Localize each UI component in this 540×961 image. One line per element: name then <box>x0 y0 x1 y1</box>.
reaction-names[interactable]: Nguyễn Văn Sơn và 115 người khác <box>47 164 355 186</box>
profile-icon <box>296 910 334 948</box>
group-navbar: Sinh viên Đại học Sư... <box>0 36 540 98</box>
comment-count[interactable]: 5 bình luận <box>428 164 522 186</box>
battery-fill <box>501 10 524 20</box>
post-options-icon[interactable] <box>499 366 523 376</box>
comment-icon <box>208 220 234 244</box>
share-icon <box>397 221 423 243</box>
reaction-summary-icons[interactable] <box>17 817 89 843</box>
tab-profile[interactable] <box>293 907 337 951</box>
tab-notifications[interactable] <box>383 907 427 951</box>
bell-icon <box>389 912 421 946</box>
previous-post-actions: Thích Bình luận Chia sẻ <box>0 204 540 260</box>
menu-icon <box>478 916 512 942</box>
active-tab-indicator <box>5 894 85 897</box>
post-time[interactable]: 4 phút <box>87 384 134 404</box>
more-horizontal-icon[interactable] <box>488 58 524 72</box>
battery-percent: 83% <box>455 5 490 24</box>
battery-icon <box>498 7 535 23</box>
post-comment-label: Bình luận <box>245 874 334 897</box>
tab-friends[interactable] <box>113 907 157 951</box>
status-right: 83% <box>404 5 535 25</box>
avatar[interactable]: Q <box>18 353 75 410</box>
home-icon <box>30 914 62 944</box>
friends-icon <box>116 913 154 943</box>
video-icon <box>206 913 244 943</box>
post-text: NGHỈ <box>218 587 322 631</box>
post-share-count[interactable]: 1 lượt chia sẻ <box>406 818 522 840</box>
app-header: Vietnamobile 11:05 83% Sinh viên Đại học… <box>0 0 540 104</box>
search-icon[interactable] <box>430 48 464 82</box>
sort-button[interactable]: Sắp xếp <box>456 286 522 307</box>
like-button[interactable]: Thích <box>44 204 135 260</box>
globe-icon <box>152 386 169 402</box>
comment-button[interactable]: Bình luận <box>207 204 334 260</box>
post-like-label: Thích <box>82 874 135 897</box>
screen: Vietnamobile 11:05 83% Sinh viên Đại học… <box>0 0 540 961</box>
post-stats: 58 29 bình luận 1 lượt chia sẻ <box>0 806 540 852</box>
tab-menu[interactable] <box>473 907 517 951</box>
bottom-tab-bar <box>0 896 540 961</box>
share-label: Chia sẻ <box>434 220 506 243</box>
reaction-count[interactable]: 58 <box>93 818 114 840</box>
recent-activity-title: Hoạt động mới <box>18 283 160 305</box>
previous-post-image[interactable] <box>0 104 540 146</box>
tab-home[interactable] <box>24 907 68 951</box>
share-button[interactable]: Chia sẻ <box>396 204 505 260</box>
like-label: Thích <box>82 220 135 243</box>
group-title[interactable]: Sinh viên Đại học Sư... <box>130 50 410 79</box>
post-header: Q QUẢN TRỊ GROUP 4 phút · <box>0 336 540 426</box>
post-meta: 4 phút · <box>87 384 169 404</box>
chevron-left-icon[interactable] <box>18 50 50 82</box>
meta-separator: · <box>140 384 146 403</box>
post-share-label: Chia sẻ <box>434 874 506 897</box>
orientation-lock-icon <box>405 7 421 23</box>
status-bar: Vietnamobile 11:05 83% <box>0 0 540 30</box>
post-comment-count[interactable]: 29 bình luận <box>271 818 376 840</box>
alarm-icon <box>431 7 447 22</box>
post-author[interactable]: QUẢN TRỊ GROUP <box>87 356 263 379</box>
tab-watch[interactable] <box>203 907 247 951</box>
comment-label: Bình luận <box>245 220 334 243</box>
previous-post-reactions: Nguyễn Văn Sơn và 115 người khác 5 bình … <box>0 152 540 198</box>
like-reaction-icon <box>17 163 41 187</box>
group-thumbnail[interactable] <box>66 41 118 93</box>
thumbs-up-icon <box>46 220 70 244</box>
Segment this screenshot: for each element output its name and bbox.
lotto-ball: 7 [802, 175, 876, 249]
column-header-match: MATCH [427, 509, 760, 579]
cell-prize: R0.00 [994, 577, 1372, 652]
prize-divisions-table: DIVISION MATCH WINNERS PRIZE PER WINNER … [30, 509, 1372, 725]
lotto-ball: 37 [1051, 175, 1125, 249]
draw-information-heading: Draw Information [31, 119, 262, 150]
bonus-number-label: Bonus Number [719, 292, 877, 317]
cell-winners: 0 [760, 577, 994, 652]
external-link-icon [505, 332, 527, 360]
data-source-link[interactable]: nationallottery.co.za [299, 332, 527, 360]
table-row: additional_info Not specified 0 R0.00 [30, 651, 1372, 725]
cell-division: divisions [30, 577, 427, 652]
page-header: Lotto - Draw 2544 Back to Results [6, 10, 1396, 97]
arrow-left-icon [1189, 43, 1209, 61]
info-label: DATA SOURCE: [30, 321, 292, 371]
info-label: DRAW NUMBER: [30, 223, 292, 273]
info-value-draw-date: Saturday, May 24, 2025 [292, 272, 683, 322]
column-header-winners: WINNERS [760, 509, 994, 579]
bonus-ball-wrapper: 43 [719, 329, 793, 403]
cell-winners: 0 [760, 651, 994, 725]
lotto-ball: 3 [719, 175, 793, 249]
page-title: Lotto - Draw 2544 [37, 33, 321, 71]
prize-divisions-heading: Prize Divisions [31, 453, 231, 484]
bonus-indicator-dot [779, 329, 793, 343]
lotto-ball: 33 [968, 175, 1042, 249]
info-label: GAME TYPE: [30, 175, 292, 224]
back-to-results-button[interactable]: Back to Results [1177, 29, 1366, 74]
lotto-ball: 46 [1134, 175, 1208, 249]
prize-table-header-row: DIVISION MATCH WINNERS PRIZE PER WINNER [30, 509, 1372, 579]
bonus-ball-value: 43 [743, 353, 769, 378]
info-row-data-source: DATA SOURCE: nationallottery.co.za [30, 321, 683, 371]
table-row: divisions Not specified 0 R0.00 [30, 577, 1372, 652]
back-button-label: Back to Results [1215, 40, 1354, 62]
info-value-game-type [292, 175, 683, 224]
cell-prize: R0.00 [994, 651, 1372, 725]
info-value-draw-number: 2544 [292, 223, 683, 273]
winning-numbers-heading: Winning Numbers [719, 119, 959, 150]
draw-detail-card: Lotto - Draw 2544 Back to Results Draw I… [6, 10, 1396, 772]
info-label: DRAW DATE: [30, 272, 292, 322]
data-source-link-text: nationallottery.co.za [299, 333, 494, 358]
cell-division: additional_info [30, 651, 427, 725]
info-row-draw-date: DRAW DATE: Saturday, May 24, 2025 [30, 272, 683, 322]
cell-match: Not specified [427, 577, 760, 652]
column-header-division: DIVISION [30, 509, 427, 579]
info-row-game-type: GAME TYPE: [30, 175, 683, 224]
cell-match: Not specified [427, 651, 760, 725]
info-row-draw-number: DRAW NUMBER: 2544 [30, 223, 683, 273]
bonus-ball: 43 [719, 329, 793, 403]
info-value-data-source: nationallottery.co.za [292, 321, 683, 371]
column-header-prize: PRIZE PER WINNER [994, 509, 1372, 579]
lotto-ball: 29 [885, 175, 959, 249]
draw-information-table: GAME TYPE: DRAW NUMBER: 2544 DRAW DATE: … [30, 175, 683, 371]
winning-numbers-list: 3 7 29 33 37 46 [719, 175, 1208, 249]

### Goal
Copy out every line of the items above word for word, with nothing changed.

### Response below
Localize each UI component in this 540×961 image. One line per element: name then <box>x0 y0 x1 y1</box>.
reaction-names[interactable]: Nguyễn Văn Sơn và 115 người khác <box>47 164 355 186</box>
profile-icon <box>296 910 334 948</box>
group-navbar: Sinh viên Đại học Sư... <box>0 36 540 98</box>
comment-count[interactable]: 5 bình luận <box>428 164 522 186</box>
battery-fill <box>501 10 524 20</box>
post-options-icon[interactable] <box>499 366 523 376</box>
comment-icon <box>208 220 234 244</box>
share-icon <box>397 221 423 243</box>
reaction-summary-icons[interactable] <box>17 817 89 843</box>
tab-profile[interactable] <box>293 907 337 951</box>
tab-notifications[interactable] <box>383 907 427 951</box>
bell-icon <box>389 912 421 946</box>
previous-post-actions: Thích Bình luận Chia sẻ <box>0 204 540 260</box>
menu-icon <box>478 916 512 942</box>
active-tab-indicator <box>5 894 85 897</box>
post-time[interactable]: 4 phút <box>87 384 134 404</box>
more-horizontal-icon[interactable] <box>488 58 524 72</box>
battery-percent: 83% <box>455 5 490 24</box>
battery-icon <box>498 7 535 23</box>
post-comment-label: Bình luận <box>245 874 334 897</box>
tab-friends[interactable] <box>113 907 157 951</box>
status-right: 83% <box>404 5 535 25</box>
avatar[interactable]: Q <box>18 353 75 410</box>
home-icon <box>30 914 62 944</box>
friends-icon <box>116 913 154 943</box>
video-icon <box>206 913 244 943</box>
post-text: NGHỈ <box>218 587 322 631</box>
post-share-count[interactable]: 1 lượt chia sẻ <box>406 818 522 840</box>
app-header: Vietnamobile 11:05 83% Sinh viên Đại học… <box>0 0 540 104</box>
search-icon[interactable] <box>430 48 464 82</box>
sort-button[interactable]: Sắp xếp <box>456 286 522 307</box>
like-button[interactable]: Thích <box>44 204 135 260</box>
globe-icon <box>152 386 169 402</box>
comment-button[interactable]: Bình luận <box>207 204 334 260</box>
post-like-label: Thích <box>82 874 135 897</box>
screen: Vietnamobile 11:05 83% Sinh viên Đại học… <box>0 0 540 961</box>
post-stats: 58 29 bình luận 1 lượt chia sẻ <box>0 806 540 852</box>
tab-menu[interactable] <box>473 907 517 951</box>
bottom-tab-bar <box>0 896 540 961</box>
share-label: Chia sẻ <box>434 220 506 243</box>
reaction-count[interactable]: 58 <box>93 818 114 840</box>
recent-activity-title: Hoạt động mới <box>18 283 160 305</box>
previous-post-image[interactable] <box>0 104 540 146</box>
tab-home[interactable] <box>24 907 68 951</box>
share-button[interactable]: Chia sẻ <box>396 204 505 260</box>
like-label: Thích <box>82 220 135 243</box>
group-title[interactable]: Sinh viên Đại học Sư... <box>130 50 410 79</box>
post-header: Q QUẢN TRỊ GROUP 4 phút · <box>0 336 540 426</box>
post-meta: 4 phút · <box>87 384 169 404</box>
chevron-left-icon[interactable] <box>18 50 50 82</box>
meta-separator: · <box>140 384 146 403</box>
post-share-label: Chia sẻ <box>434 874 506 897</box>
orientation-lock-icon <box>405 7 421 23</box>
status-bar: Vietnamobile 11:05 83% <box>0 0 540 30</box>
post-comment-count[interactable]: 29 bình luận <box>271 818 376 840</box>
alarm-icon <box>431 7 447 22</box>
post-author[interactable]: QUẢN TRỊ GROUP <box>87 356 263 379</box>
tab-watch[interactable] <box>203 907 247 951</box>
comment-label: Bình luận <box>245 220 334 243</box>
previous-post-reactions: Nguyễn Văn Sơn và 115 người khác 5 bình … <box>0 152 540 198</box>
like-reaction-icon <box>17 163 41 187</box>
group-thumbnail[interactable] <box>66 41 118 93</box>
thumbs-up-icon <box>46 220 70 244</box>
Segment this screenshot: for each element output its name and bbox.
lotto-ball: 7 [802, 175, 876, 249]
column-header-match: MATCH [427, 509, 760, 579]
cell-prize: R0.00 [994, 577, 1372, 652]
prize-divisions-table: DIVISION MATCH WINNERS PRIZE PER WINNER … [30, 509, 1372, 725]
lotto-ball: 37 [1051, 175, 1125, 249]
draw-information-heading: Draw Information [31, 119, 262, 150]
bonus-number-label: Bonus Number [719, 292, 877, 317]
cell-winners: 0 [760, 577, 994, 652]
external-link-icon [505, 332, 527, 360]
data-source-link[interactable]: nationallottery.co.za [299, 332, 527, 360]
table-row: additional_info Not specified 0 R0.00 [30, 651, 1372, 725]
cell-division: divisions [30, 577, 427, 652]
page-header: Lotto - Draw 2544 Back to Results [6, 10, 1396, 97]
arrow-left-icon [1189, 43, 1209, 61]
info-label: DATA SOURCE: [30, 321, 292, 371]
info-label: DRAW NUMBER: [30, 223, 292, 273]
info-value-draw-date: Saturday, May 24, 2025 [292, 272, 683, 322]
column-header-winners: WINNERS [760, 509, 994, 579]
bonus-ball-wrapper: 43 [719, 329, 793, 403]
cell-winners: 0 [760, 651, 994, 725]
lotto-ball: 3 [719, 175, 793, 249]
page-title: Lotto - Draw 2544 [37, 33, 321, 71]
prize-divisions-heading: Prize Divisions [31, 453, 231, 484]
bonus-indicator-dot [779, 329, 793, 343]
lotto-ball: 33 [968, 175, 1042, 249]
info-label: GAME TYPE: [30, 175, 292, 224]
back-to-results-button[interactable]: Back to Results [1177, 29, 1366, 74]
lotto-ball: 46 [1134, 175, 1208, 249]
prize-table-header-row: DIVISION MATCH WINNERS PRIZE PER WINNER [30, 509, 1372, 579]
bonus-ball-value: 43 [743, 353, 769, 378]
info-row-data-source: DATA SOURCE: nationallottery.co.za [30, 321, 683, 371]
table-row: divisions Not specified 0 R0.00 [30, 577, 1372, 652]
back-button-label: Back to Results [1215, 40, 1354, 62]
info-value-game-type [292, 175, 683, 224]
cell-prize: R0.00 [994, 651, 1372, 725]
info-value-draw-number: 2544 [292, 223, 683, 273]
winning-numbers-heading: Winning Numbers [719, 119, 959, 150]
draw-detail-card: Lotto - Draw 2544 Back to Results Draw I… [6, 10, 1396, 772]
info-label: DRAW DATE: [30, 272, 292, 322]
data-source-link-text: nationallottery.co.za [299, 333, 494, 358]
cell-division: additional_info [30, 651, 427, 725]
info-row-draw-date: DRAW DATE: Saturday, May 24, 2025 [30, 272, 683, 322]
cell-match: Not specified [427, 577, 760, 652]
column-header-division: DIVISION [30, 509, 427, 579]
info-row-game-type: GAME TYPE: [30, 175, 683, 224]
cell-match: Not specified [427, 651, 760, 725]
info-row-draw-number: DRAW NUMBER: 2544 [30, 223, 683, 273]
bonus-ball: 43 [719, 329, 793, 403]
info-value-data-source: nationallottery.co.za [292, 321, 683, 371]
column-header-prize: PRIZE PER WINNER [994, 509, 1372, 579]
lotto-ball: 29 [885, 175, 959, 249]
draw-information-table: GAME TYPE: DRAW NUMBER: 2544 DRAW DATE: … [30, 175, 683, 371]
winning-numbers-list: 3 7 29 33 37 46 [719, 175, 1208, 249]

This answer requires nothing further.